ÜBUNGSAUFGABEN:
**1.** Erkläre in ein bis drei Sätzen, welches unheimliche Problem die Wahlen laut der Presseschau zu den Feuilletondebatten aufwerfen.
**2.** Führe die Presseschau zu den Feuilletondebatten nach ihrem letzten Satz fort.

VORLIEGENDER TEXT:
▽

9punkt - Die Debattenrundschau

Selbstzerstörerische Prophetie

Kommentierter Rundblick durch die Feuilletondebatten. Wochentags um 9 Uhr, sonnabends um 10 Uhr.
08.06.2021. Nach der Routine der Wahlsendungen zu Sachsen-Anhalt kommen nun auch einige tiefer schürfende Analysen. Ingo Schulze beklagt in der SZ die tiefen sozialen Unterschiede zwischen Ost- und Westdeutschen. Die Wahlen werfen im übrigen ein unheimliches Problem auf: Wie stark beeinflussen Prognosen und Medien den Ausgang von Wahlen, fragen Jürgen Kaube in der FAZ und Henryk Broder in der Welt. Die Debatte  um A. Dirk Moses' Polemik "Katechismus der Deutschen" geht weiter: Moses ist ein Sieferle von links, meint Volker Weiß in der taz.

△

DATENTEIL:

▽

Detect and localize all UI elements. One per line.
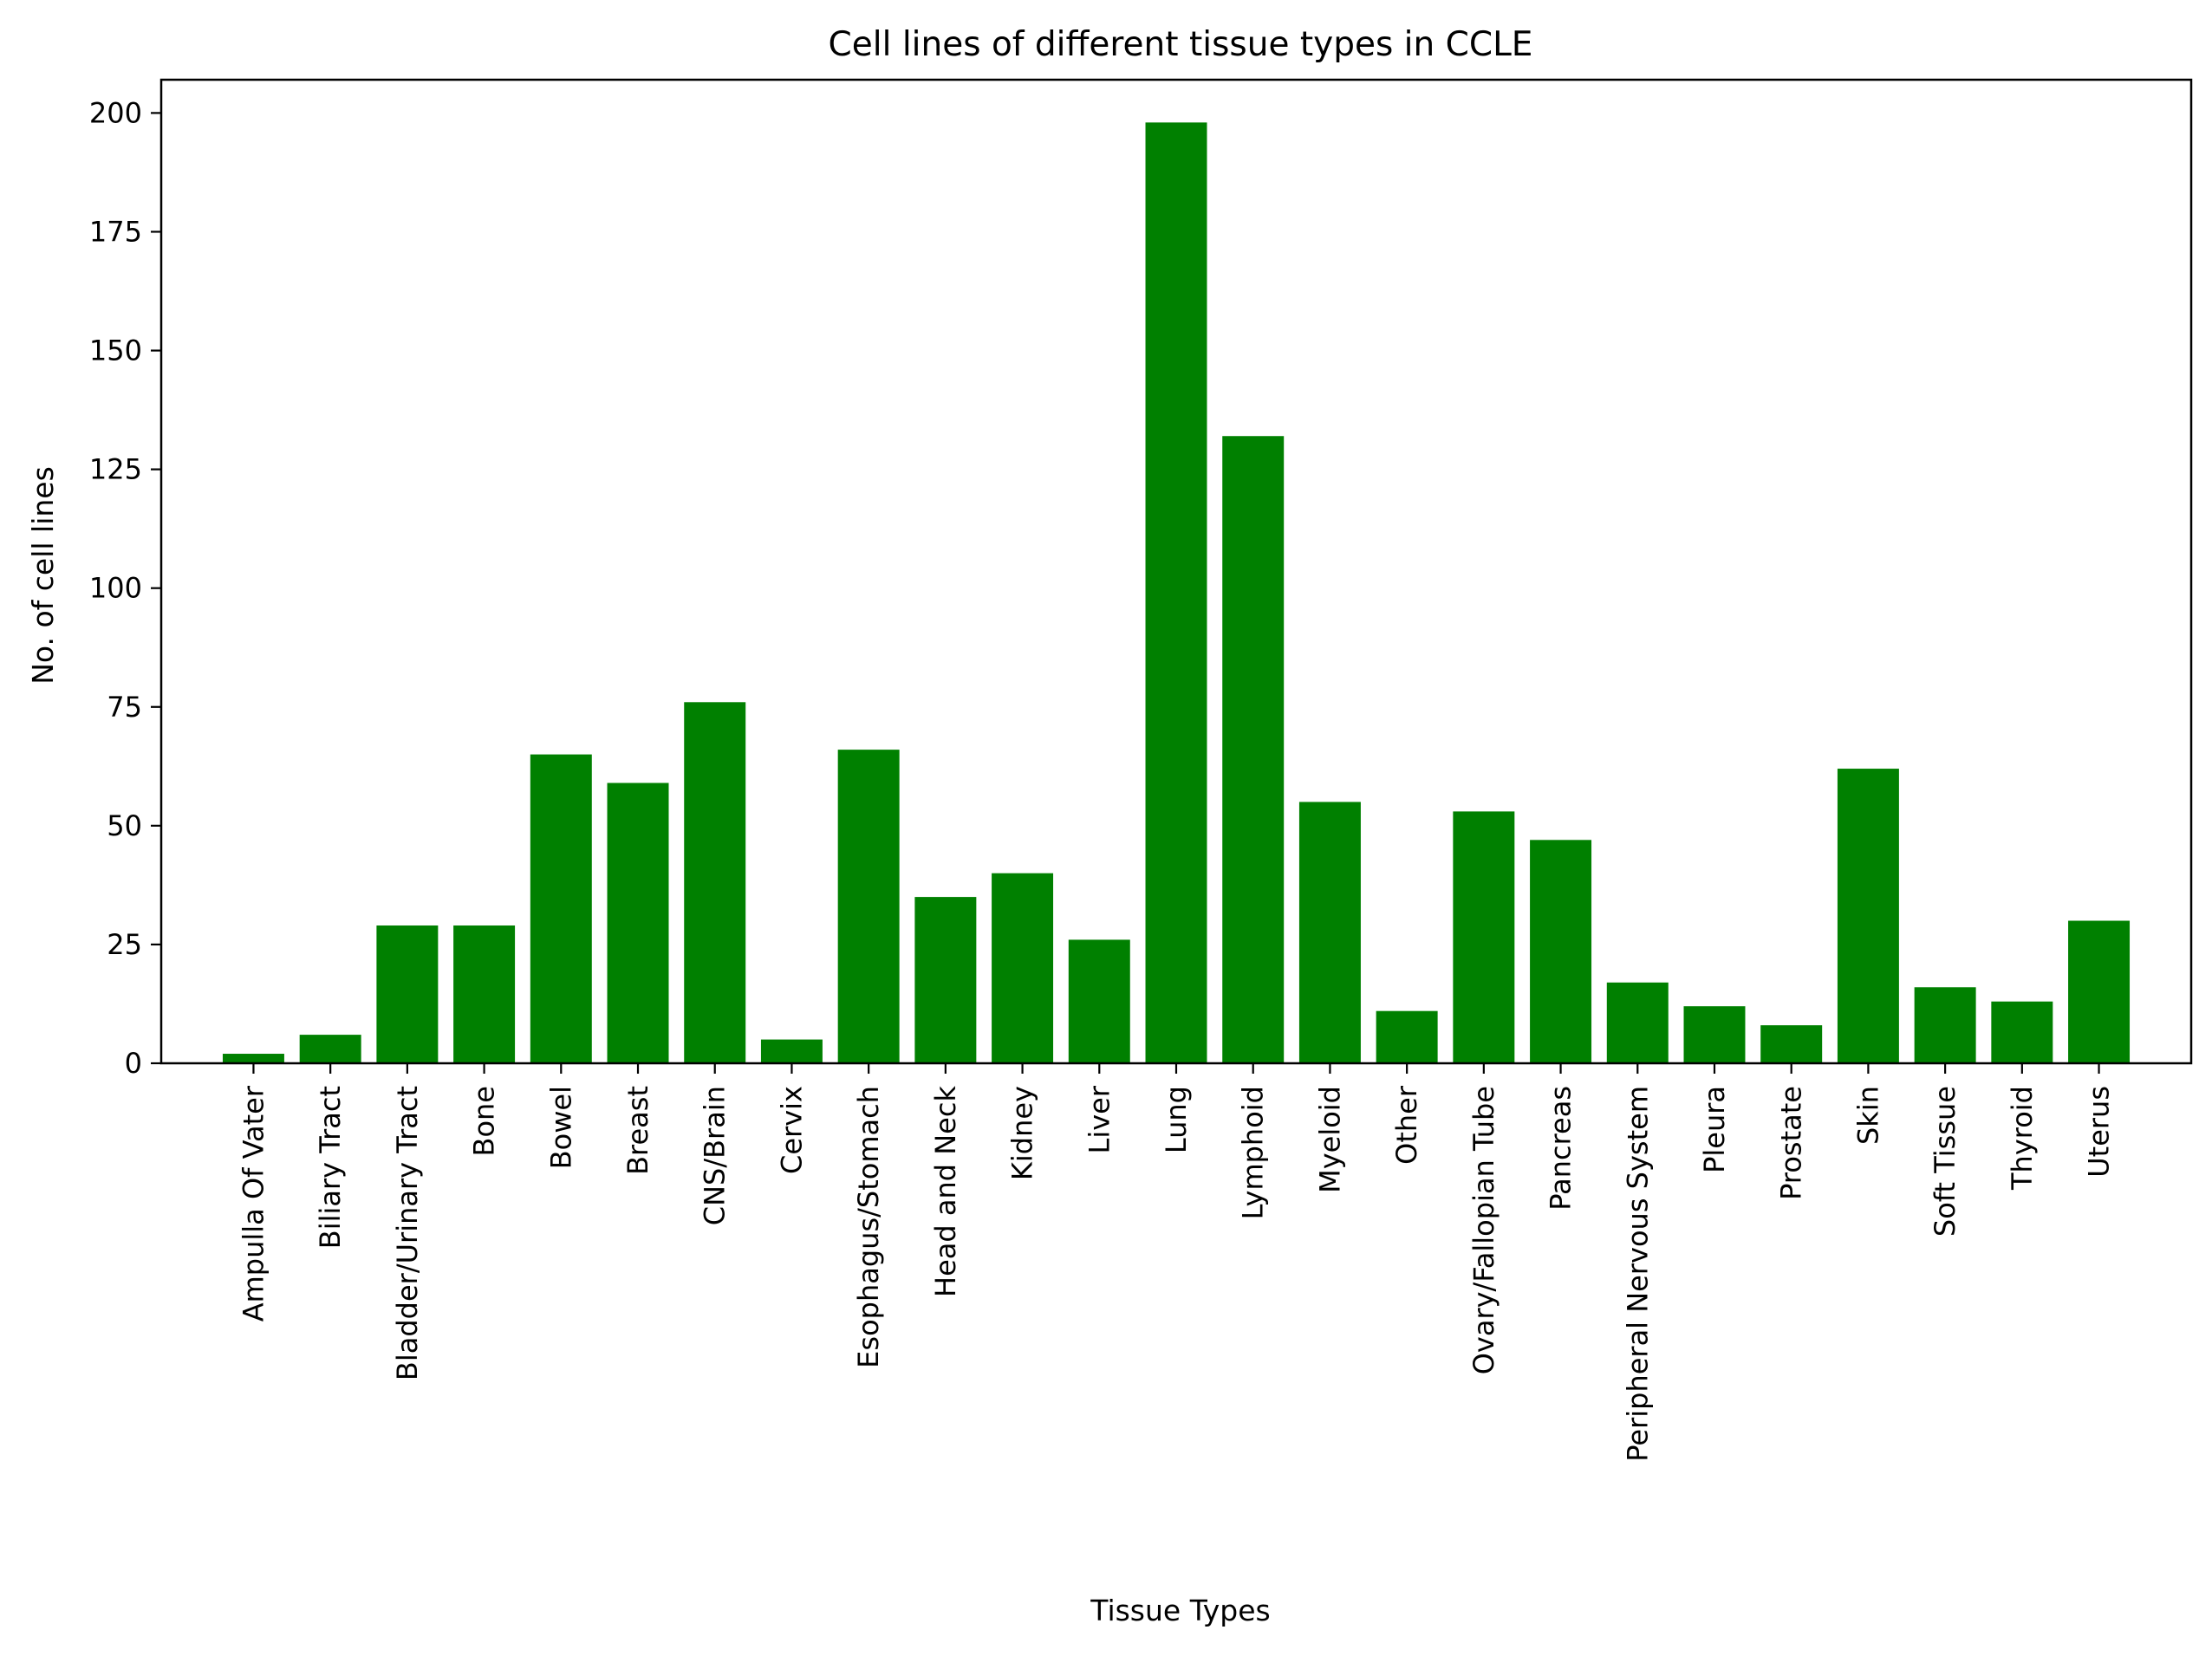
y-axis-ticks: 0 25 50 75 100 125 150 175 200 xyxy=(89,96,161,1080)
x-tick-label: Head and Neck xyxy=(929,1086,962,1297)
x-tick-label: Prostate xyxy=(1775,1086,1808,1200)
bar-ovary-fallopian-tube xyxy=(1453,811,1515,1063)
bar-biliary-tract xyxy=(299,1035,361,1063)
x-tick-label: Bowel xyxy=(544,1086,577,1169)
x-tick-label: Other xyxy=(1390,1085,1423,1165)
x-tick-label: Pancreas xyxy=(1545,1086,1578,1211)
x-tick-label: Skin xyxy=(1851,1086,1884,1145)
bar-bladder-urinary-tract xyxy=(376,925,439,1063)
chart-title: Cell lines of different tissue types in … xyxy=(829,25,1533,64)
y-tick-label: 150 xyxy=(89,334,142,367)
x-tick-label: Esophagus/Stomach xyxy=(852,1086,885,1368)
y-tick-label: 75 xyxy=(107,691,142,724)
bar-pleura xyxy=(1683,1006,1746,1063)
x-tick-label: Lung xyxy=(1160,1086,1193,1153)
bar-thyroid xyxy=(1991,1001,2053,1063)
y-tick-label: 200 xyxy=(89,96,142,129)
x-tick-label: Breast xyxy=(621,1086,654,1175)
bars-group xyxy=(222,122,2131,1064)
x-tick-label: Pleura xyxy=(1698,1086,1731,1173)
bar-bone xyxy=(453,925,516,1063)
bar-uterus xyxy=(2068,920,2131,1063)
bar-cns-brain xyxy=(684,702,746,1063)
x-tick-label: Thyroid xyxy=(2006,1086,2039,1191)
bar-myeloid xyxy=(1298,802,1361,1063)
x-tick-label: CNS/Brain xyxy=(699,1086,732,1225)
bar-other xyxy=(1376,1010,1438,1063)
bar-esophagus-stomach xyxy=(837,750,900,1063)
y-tick-label: 25 xyxy=(107,928,142,961)
plot-frame xyxy=(159,78,2193,1065)
x-tick-label: Bone xyxy=(468,1086,501,1157)
x-tick-label: Ovary/Fallopian Tube xyxy=(1467,1086,1500,1374)
x-tick-label: Uterus xyxy=(2083,1086,2116,1178)
x-tick-label: Bladder/Urinary Tract xyxy=(391,1086,424,1380)
x-tick-label: Soft Tissue xyxy=(1929,1086,1962,1237)
y-tick-label: 0 xyxy=(125,1047,142,1080)
bar-lung xyxy=(1145,122,1207,1064)
bar-breast xyxy=(607,783,669,1063)
bar-ampulla-of-vater xyxy=(222,1054,284,1063)
x-tick-label: Cervix xyxy=(775,1086,808,1174)
bar-pancreas xyxy=(1530,840,1592,1063)
x-tick-label: Liver xyxy=(1083,1085,1116,1153)
bar-kidney xyxy=(992,873,1054,1063)
x-tick-label: Lymphoid xyxy=(1237,1086,1270,1219)
bar-skin xyxy=(1837,769,1899,1063)
x-tick-label: Biliary Tract xyxy=(314,1086,347,1249)
bar-soft-tissue xyxy=(1914,987,1976,1063)
bar-cervix xyxy=(760,1039,823,1063)
bar-head-and-neck xyxy=(914,897,977,1063)
y-tick-label: 50 xyxy=(107,809,142,842)
y-axis-title: No. of cell lines xyxy=(26,466,60,685)
x-tick-label: Kidney xyxy=(1006,1086,1039,1180)
x-axis-ticks: Ampulla Of Vater Biliary Tract Bladder/Uri… xyxy=(237,1063,2116,1462)
bar-bowel xyxy=(530,754,592,1063)
x-tick-label: Peripheral Nervous System xyxy=(1621,1086,1654,1462)
bar-prostate xyxy=(1760,1025,1823,1063)
x-tick-label: Myeloid xyxy=(1313,1086,1346,1193)
bar-liver xyxy=(1068,939,1130,1063)
bar-peripheral-nervous-system xyxy=(1606,982,1669,1063)
y-tick-label: 100 xyxy=(89,572,142,605)
x-axis-title: Tissue Types xyxy=(1090,1594,1270,1627)
bar-lymphoid xyxy=(1222,436,1285,1064)
x-tick-label: Ampulla Of Vater xyxy=(237,1085,270,1322)
y-tick-label: 125 xyxy=(89,453,142,486)
y-tick-label: 175 xyxy=(89,215,142,248)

△

ANTWORTEN DER REIHE NACH:
**1.** Die Wahlen werfen die Frage auf, wie stark Prognosen und Medien den Ausgang von Wahlen beeinflussen. Diese Frage stellen Jürgen Kaube in der FAZ und Henryk Broder in der Welt.

**2.**
Efeu - Die Kulturrundschau vom 08.06.2021 finden Sie hier

Europa

Die Neuen Länder stellen zwar nur 15 Prozent der Wahlberechtigten, schreibt der Politologe Wolfgang Schröder in der taz nach der Wahl in Sachsen-Anhalt, aber sie hatten nach der Wende einen überproportionalen Einfluss auf die gesamte Wählerschaft in Deutschland, unter anderem durch die Entstehung der PDS als einer nicht koalitionsfähigen Partei im linken Spektrum, die sich vor der AfD zudem als Regionalpartei profilierte, und durch die starke Basis für die AfD. Es reicht im übrigen nicht, immer wieder auf den Mentalitäten der Neubürger herumzureiten, solange nicht sozialen Unterschiede benannt sind, meint Schröder: "Während das durchschnittliche Vermögen in Westdeutschland rund 200.000 Euro beträgt, liegt es im Osten bei unter 70.000 Euro. Die Arbeitslosenquote betrug 2018 im Osten des Landes 6,9 gegenüber 4,8 Prozent im Westen. Der Niedriglohnsektor liegt bei fast 40 Prozent aller Beschäftigten, im Westen sind es dagegen nur 20 Prozent. Es fehlt an Betrieben mit Forschung und Entwicklung, an komplexen Jobs."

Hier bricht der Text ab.